Problem statement: Count the lines in the data below where the string "Search" occurs, please, and give the number alone.
── Data shown ──
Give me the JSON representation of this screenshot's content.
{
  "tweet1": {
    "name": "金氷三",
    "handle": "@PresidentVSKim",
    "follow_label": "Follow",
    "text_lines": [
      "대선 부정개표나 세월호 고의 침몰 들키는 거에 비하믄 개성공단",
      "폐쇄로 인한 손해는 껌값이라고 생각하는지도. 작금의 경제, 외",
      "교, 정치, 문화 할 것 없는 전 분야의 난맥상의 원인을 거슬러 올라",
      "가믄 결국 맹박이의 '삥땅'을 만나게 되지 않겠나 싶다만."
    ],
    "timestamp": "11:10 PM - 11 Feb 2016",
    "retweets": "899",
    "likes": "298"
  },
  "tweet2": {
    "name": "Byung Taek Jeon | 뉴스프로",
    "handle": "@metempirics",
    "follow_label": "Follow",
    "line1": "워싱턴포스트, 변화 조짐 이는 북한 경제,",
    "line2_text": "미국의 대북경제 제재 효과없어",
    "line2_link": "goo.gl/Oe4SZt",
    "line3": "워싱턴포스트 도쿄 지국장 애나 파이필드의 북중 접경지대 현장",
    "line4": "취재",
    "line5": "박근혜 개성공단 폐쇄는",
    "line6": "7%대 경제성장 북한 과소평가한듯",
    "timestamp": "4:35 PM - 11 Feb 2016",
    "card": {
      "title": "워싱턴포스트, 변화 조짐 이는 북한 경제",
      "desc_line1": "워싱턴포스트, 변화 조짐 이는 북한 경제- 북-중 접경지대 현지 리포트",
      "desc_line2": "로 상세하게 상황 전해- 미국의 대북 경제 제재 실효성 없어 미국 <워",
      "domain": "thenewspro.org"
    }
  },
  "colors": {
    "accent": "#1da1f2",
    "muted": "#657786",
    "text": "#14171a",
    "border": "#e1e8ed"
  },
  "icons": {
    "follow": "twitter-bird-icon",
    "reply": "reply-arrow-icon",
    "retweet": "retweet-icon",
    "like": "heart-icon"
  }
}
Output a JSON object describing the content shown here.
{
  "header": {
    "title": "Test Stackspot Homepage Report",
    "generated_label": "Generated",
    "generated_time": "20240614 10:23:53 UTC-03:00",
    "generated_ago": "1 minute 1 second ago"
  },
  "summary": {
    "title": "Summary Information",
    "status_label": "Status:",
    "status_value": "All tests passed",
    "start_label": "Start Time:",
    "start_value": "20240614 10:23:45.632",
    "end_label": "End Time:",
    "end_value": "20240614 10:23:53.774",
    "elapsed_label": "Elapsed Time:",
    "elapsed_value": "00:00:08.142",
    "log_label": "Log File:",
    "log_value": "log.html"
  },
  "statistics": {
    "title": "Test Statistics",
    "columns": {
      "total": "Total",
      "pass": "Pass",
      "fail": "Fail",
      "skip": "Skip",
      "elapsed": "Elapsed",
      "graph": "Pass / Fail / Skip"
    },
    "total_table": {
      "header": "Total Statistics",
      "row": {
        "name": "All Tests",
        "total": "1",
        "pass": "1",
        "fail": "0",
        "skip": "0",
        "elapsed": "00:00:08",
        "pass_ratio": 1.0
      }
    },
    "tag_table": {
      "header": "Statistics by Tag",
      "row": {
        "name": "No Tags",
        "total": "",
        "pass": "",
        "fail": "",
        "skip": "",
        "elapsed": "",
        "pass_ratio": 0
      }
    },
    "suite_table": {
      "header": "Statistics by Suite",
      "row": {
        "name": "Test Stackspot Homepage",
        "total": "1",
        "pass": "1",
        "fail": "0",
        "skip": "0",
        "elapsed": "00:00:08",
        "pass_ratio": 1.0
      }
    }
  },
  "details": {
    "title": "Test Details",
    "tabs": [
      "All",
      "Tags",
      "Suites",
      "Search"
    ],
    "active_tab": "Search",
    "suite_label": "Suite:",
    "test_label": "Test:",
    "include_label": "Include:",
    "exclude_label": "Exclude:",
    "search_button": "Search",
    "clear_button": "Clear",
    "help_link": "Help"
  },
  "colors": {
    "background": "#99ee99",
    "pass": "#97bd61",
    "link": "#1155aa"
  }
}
───
Worked answer: 3